## The problem
Below are records to repeat exactly. Omit the pictures from the copy.

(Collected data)
◆ ◆ ◆ ◆

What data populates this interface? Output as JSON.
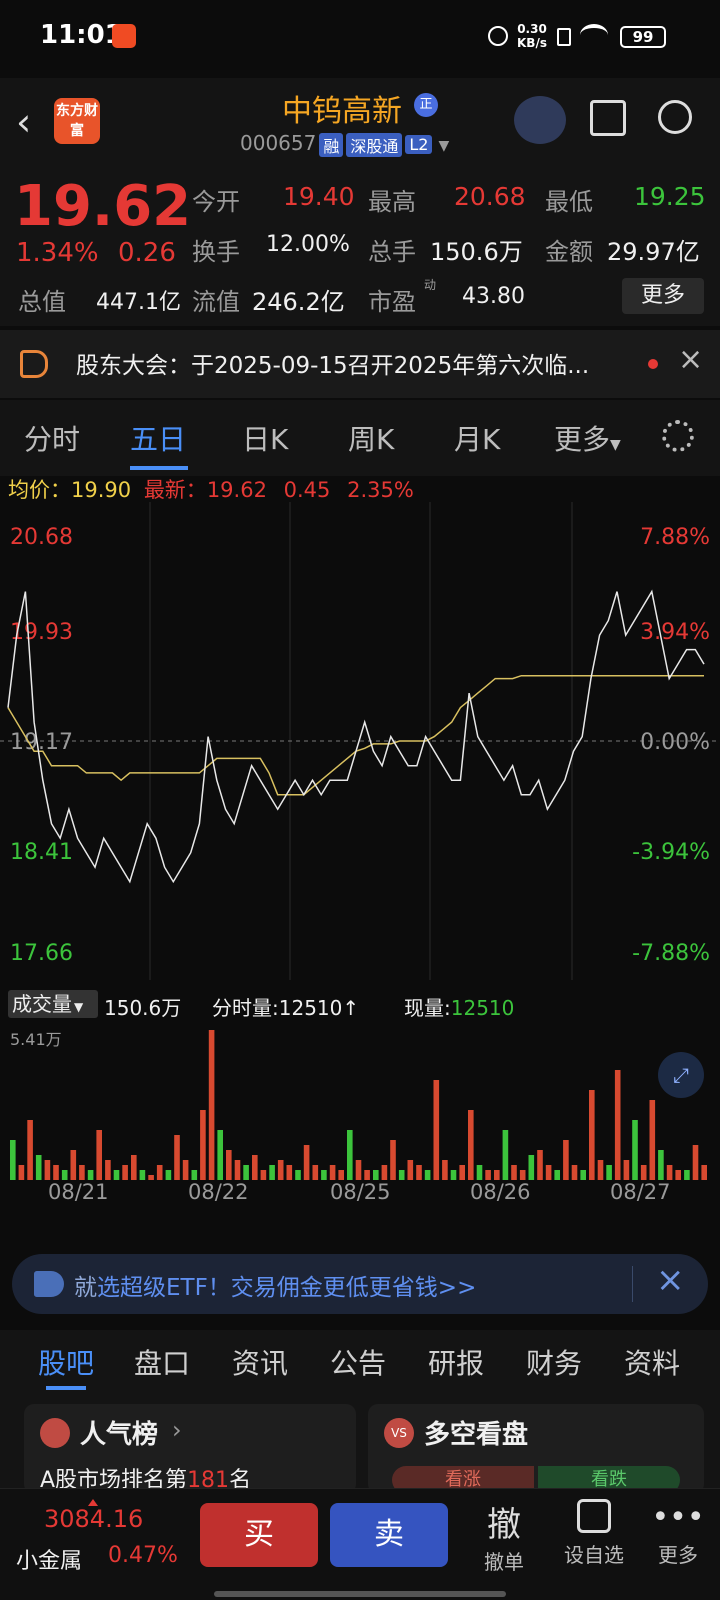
{
  "status": {
    "time": "11:01",
    "net_speed": "0.30",
    "net_unit": "KB/s",
    "battery": "99"
  },
  "header": {
    "stock_name": "中钨高新",
    "zheng": "正",
    "code": "000657",
    "tags": [
      "融",
      "深股通",
      "L2"
    ],
    "app_logo": "东方财富"
  },
  "quote": {
    "price": "19.62",
    "change_pct": "1.34%",
    "change": "0.26",
    "open_label": "今开",
    "open": "19.40",
    "high_label": "最高",
    "high": "20.68",
    "low_label": "最低",
    "low": "19.25",
    "turnover_label": "换手",
    "turnover": "12.00%",
    "volume_label": "总手",
    "volume": "150.6万",
    "amount_label": "金额",
    "amount": "29.97亿",
    "mcap_label": "总值",
    "mcap": "447.1亿",
    "float_label": "流值",
    "float": "246.2亿",
    "pe_label": "市盈",
    "pe_sup": "动",
    "pe": "43.80",
    "more": "更多"
  },
  "notice": {
    "text": "股东大会：于2025-09-15召开2025年第六次临..."
  },
  "tabs": {
    "t1": "分时",
    "t2": "五日",
    "t3": "日K",
    "t4": "周K",
    "t5": "月K",
    "t6": "更多"
  },
  "chart_info": {
    "avg_label": "均价：",
    "avg": "19.90",
    "last_label": "最新：",
    "last": "19.62",
    "chg": "0.45",
    "chg_pct": "2.35%"
  },
  "chart_data": {
    "type": "line",
    "y_left": [
      "20.68",
      "19.93",
      "19.17",
      "18.41",
      "17.66"
    ],
    "y_right": [
      "7.88%",
      "3.94%",
      "0.00%",
      "-3.94%",
      "-7.88%"
    ],
    "ylim": [
      17.66,
      20.68
    ],
    "days": [
      "08/21",
      "08/22",
      "08/25",
      "08/26",
      "08/27"
    ],
    "series": [
      {
        "values": [
          19.4,
          19.9,
          20.2,
          19.3,
          18.9,
          18.6,
          18.5,
          18.7,
          18.5,
          18.4,
          18.3,
          18.5,
          18.4,
          18.3,
          18.2,
          18.4,
          18.6,
          18.5,
          18.3,
          18.2,
          18.3,
          18.4,
          18.6,
          19.2,
          18.9,
          18.7,
          18.6,
          18.8,
          19.0,
          18.9,
          18.8,
          18.7,
          18.8,
          18.9,
          18.8,
          18.9,
          18.8,
          18.9,
          18.9,
          18.9,
          19.1,
          19.3,
          19.1,
          19.0,
          19.2,
          19.1,
          19.0,
          19.0,
          19.2,
          19.1,
          19.0,
          18.9,
          18.9,
          19.5,
          19.2,
          19.1,
          19.0,
          18.9,
          19.0,
          18.8,
          18.8,
          18.9,
          18.7,
          18.8,
          18.9,
          19.1,
          19.2,
          19.6,
          19.9,
          20.0,
          20.2,
          19.9,
          20.0,
          20.1,
          20.2,
          19.9,
          19.6,
          19.7,
          19.8,
          19.8,
          19.7
        ]
      },
      {
        "values": [
          19.4,
          19.3,
          19.2,
          19.1,
          19.1,
          19.0,
          19.0,
          19.0,
          19.0,
          18.95,
          18.95,
          18.95,
          18.95,
          18.9,
          18.95,
          18.95,
          18.95,
          18.95,
          18.95,
          18.95,
          18.95,
          18.95,
          18.95,
          19.0,
          19.05,
          19.05,
          19.05,
          19.05,
          19.05,
          19.05,
          18.95,
          18.8,
          18.8,
          18.8,
          18.8,
          18.85,
          18.9,
          18.95,
          19.0,
          19.05,
          19.1,
          19.12,
          19.15,
          19.15,
          19.15,
          19.17,
          19.17,
          19.17,
          19.17,
          19.2,
          19.25,
          19.3,
          19.4,
          19.45,
          19.5,
          19.55,
          19.6,
          19.6,
          19.6,
          19.62,
          19.62,
          19.62,
          19.62,
          19.62,
          19.62,
          19.62,
          19.62,
          19.62,
          19.62,
          19.62,
          19.62,
          19.62,
          19.62,
          19.62,
          19.62,
          19.62,
          19.62,
          19.62,
          19.62,
          19.62,
          19.62
        ]
      }
    ],
    "volume": [
      8,
      3,
      12,
      5,
      4,
      3,
      2,
      6,
      3,
      2,
      10,
      4,
      2,
      3,
      5,
      2,
      1,
      3,
      2,
      9,
      4,
      2,
      14,
      30,
      10,
      6,
      4,
      3,
      5,
      2,
      3,
      4,
      3,
      2,
      7,
      3,
      2,
      3,
      2,
      10,
      4,
      2,
      2,
      3,
      8,
      2,
      4,
      3,
      2,
      20,
      4,
      2,
      3,
      14,
      3,
      2,
      2,
      10,
      3,
      2,
      5,
      6,
      3,
      2,
      8,
      3,
      2,
      18,
      4,
      3,
      22,
      4,
      12,
      3,
      16,
      6,
      3,
      2,
      2,
      7,
      3
    ]
  },
  "chart_labels": {
    "volume_sel": "成交量",
    "volume_total": "150.6万",
    "tick_label": "分时量:",
    "tick_val": "12510",
    "tick_arrow": "↑",
    "now_label": "现量:",
    "now_val": "12510",
    "vol_max": "5.41万"
  },
  "ad": {
    "text1": "就",
    "text2": "选超级ETF！交易佣金更低更省钱>>"
  },
  "sub_tabs": {
    "s1": "股吧",
    "s2": "盘口",
    "s3": "资讯",
    "s4": "公告",
    "s5": "研报",
    "s6": "财务",
    "s7": "资料"
  },
  "cards": {
    "c1_title": "人气榜",
    "c1_text_a": "A股市场排名第",
    "c1_rank": "181",
    "c1_text_b": "名",
    "c2_title": "多空看盘",
    "c2_up": "看涨",
    "c2_down": "看跌"
  },
  "bottom": {
    "index_val": "3084.16",
    "index_name": "小金属",
    "index_pct": "0.47%",
    "buy": "买",
    "sell": "卖",
    "cancel_icon": "撤",
    "cancel": "撤单",
    "custom": "设自选",
    "more": "更多"
  }
}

◆ ◆ ◆ ◆

## Answer to the exercise
What data populates this interface? Output as JSON.
{
  "status": {
    "time": "11:01",
    "net_speed": "0.30",
    "net_unit": "KB/s",
    "battery": "99"
  },
  "header": {
    "stock_name": "中钨高新",
    "zheng": "正",
    "code": "000657",
    "tags": [
      "融",
      "深股通",
      "L2"
    ],
    "app_logo": "东方财富"
  },
  "quote": {
    "price": "19.62",
    "change_pct": "1.34%",
    "change": "0.26",
    "open_label": "今开",
    "open": "19.40",
    "high_label": "最高",
    "high": "20.68",
    "low_label": "最低",
    "low": "19.25",
    "turnover_label": "换手",
    "turnover": "12.00%",
    "volume_label": "总手",
    "volume": "150.6万",
    "amount_label": "金额",
    "amount": "29.97亿",
    "mcap_label": "总值",
    "mcap": "447.1亿",
    "float_label": "流值",
    "float": "246.2亿",
    "pe_label": "市盈",
    "pe_sup": "动",
    "pe": "43.80",
    "more": "更多"
  },
  "notice": {
    "text": "股东大会：于2025-09-15召开2025年第六次临..."
  },
  "tabs": {
    "t1": "分时",
    "t2": "五日",
    "t3": "日K",
    "t4": "周K",
    "t5": "月K",
    "t6": "更多"
  },
  "chart_info": {
    "avg_label": "均价：",
    "avg": "19.90",
    "last_label": "最新：",
    "last": "19.62",
    "chg": "0.45",
    "chg_pct": "2.35%"
  },
  "chart_data": {
    "type": "line",
    "y_left": [
      "20.68",
      "19.93",
      "19.17",
      "18.41",
      "17.66"
    ],
    "y_right": [
      "7.88%",
      "3.94%",
      "0.00%",
      "-3.94%",
      "-7.88%"
    ],
    "ylim": [
      17.66,
      20.68
    ],
    "days": [
      "08/21",
      "08/22",
      "08/25",
      "08/26",
      "08/27"
    ],
    "series": [
      {
        "values": [
          19.4,
          19.9,
          20.2,
          19.3,
          18.9,
          18.6,
          18.5,
          18.7,
          18.5,
          18.4,
          18.3,
          18.5,
          18.4,
          18.3,
          18.2,
          18.4,
          18.6,
          18.5,
          18.3,
          18.2,
          18.3,
          18.4,
          18.6,
          19.2,
          18.9,
          18.7,
          18.6,
          18.8,
          19.0,
          18.9,
          18.8,
          18.7,
          18.8,
          18.9,
          18.8,
          18.9,
          18.8,
          18.9,
          18.9,
          18.9,
          19.1,
          19.3,
          19.1,
          19.0,
          19.2,
          19.1,
          19.0,
          19.0,
          19.2,
          19.1,
          19.0,
          18.9,
          18.9,
          19.5,
          19.2,
          19.1,
          19.0,
          18.9,
          19.0,
          18.8,
          18.8,
          18.9,
          18.7,
          18.8,
          18.9,
          19.1,
          19.2,
          19.6,
          19.9,
          20.0,
          20.2,
          19.9,
          20.0,
          20.1,
          20.2,
          19.9,
          19.6,
          19.7,
          19.8,
          19.8,
          19.7
        ]
      },
      {
        "values": [
          19.4,
          19.3,
          19.2,
          19.1,
          19.1,
          19.0,
          19.0,
          19.0,
          19.0,
          18.95,
          18.95,
          18.95,
          18.95,
          18.9,
          18.95,
          18.95,
          18.95,
          18.95,
          18.95,
          18.95,
          18.95,
          18.95,
          18.95,
          19.0,
          19.05,
          19.05,
          19.05,
          19.05,
          19.05,
          19.05,
          18.95,
          18.8,
          18.8,
          18.8,
          18.8,
          18.85,
          18.9,
          18.95,
          19.0,
          19.05,
          19.1,
          19.12,
          19.15,
          19.15,
          19.15,
          19.17,
          19.17,
          19.17,
          19.17,
          19.2,
          19.25,
          19.3,
          19.4,
          19.45,
          19.5,
          19.55,
          19.6,
          19.6,
          19.6,
          19.62,
          19.62,
          19.62,
          19.62,
          19.62,
          19.62,
          19.62,
          19.62,
          19.62,
          19.62,
          19.62,
          19.62,
          19.62,
          19.62,
          19.62,
          19.62,
          19.62,
          19.62,
          19.62,
          19.62,
          19.62,
          19.62
        ]
      }
    ],
    "volume": [
      8,
      3,
      12,
      5,
      4,
      3,
      2,
      6,
      3,
      2,
      10,
      4,
      2,
      3,
      5,
      2,
      1,
      3,
      2,
      9,
      4,
      2,
      14,
      30,
      10,
      6,
      4,
      3,
      5,
      2,
      3,
      4,
      3,
      2,
      7,
      3,
      2,
      3,
      2,
      10,
      4,
      2,
      2,
      3,
      8,
      2,
      4,
      3,
      2,
      20,
      4,
      2,
      3,
      14,
      3,
      2,
      2,
      10,
      3,
      2,
      5,
      6,
      3,
      2,
      8,
      3,
      2,
      18,
      4,
      3,
      22,
      4,
      12,
      3,
      16,
      6,
      3,
      2,
      2,
      7,
      3
    ]
  },
  "chart_labels": {
    "volume_sel": "成交量",
    "volume_total": "150.6万",
    "tick_label": "分时量:",
    "tick_val": "12510",
    "tick_arrow": "↑",
    "now_label": "现量:",
    "now_val": "12510",
    "vol_max": "5.41万"
  },
  "ad": {
    "text1": "就",
    "text2": "选超级ETF！交易佣金更低更省钱>>"
  },
  "sub_tabs": {
    "s1": "股吧",
    "s2": "盘口",
    "s3": "资讯",
    "s4": "公告",
    "s5": "研报",
    "s6": "财务",
    "s7": "资料"
  },
  "cards": {
    "c1_title": "人气榜",
    "c1_text_a": "A股市场排名第",
    "c1_rank": "181",
    "c1_text_b": "名",
    "c2_title": "多空看盘",
    "c2_up": "看涨",
    "c2_down": "看跌"
  },
  "bottom": {
    "index_val": "3084.16",
    "index_name": "小金属",
    "index_pct": "0.47%",
    "buy": "买",
    "sell": "卖",
    "cancel_icon": "撤",
    "cancel": "撤单",
    "custom": "设自选",
    "more": "更多"
  }
}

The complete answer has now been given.